GIVEN REQUEST -
Report each line of the data that includes the word "optional".
§ §
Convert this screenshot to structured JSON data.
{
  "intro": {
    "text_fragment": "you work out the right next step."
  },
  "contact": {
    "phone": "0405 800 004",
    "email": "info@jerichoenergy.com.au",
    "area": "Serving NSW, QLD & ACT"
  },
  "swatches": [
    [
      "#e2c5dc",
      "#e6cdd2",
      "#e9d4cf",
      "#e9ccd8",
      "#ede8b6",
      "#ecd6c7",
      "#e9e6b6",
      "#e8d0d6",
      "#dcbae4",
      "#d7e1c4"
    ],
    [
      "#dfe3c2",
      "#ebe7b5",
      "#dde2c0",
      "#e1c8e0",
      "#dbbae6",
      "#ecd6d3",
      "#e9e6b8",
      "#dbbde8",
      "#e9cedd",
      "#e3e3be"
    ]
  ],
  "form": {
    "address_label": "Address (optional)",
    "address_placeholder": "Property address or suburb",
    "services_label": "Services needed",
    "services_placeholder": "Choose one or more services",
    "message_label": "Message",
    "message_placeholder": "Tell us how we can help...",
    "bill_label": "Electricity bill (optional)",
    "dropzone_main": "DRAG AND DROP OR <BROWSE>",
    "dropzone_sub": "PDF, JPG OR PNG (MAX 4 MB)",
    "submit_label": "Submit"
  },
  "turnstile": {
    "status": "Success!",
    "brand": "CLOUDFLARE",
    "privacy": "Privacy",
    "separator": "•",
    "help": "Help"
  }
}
§ §
SOLUTION TO THIS PROBLEM -
    "address_label": "Address (optional)",
    "bill_label": "Electricity bill (optional)",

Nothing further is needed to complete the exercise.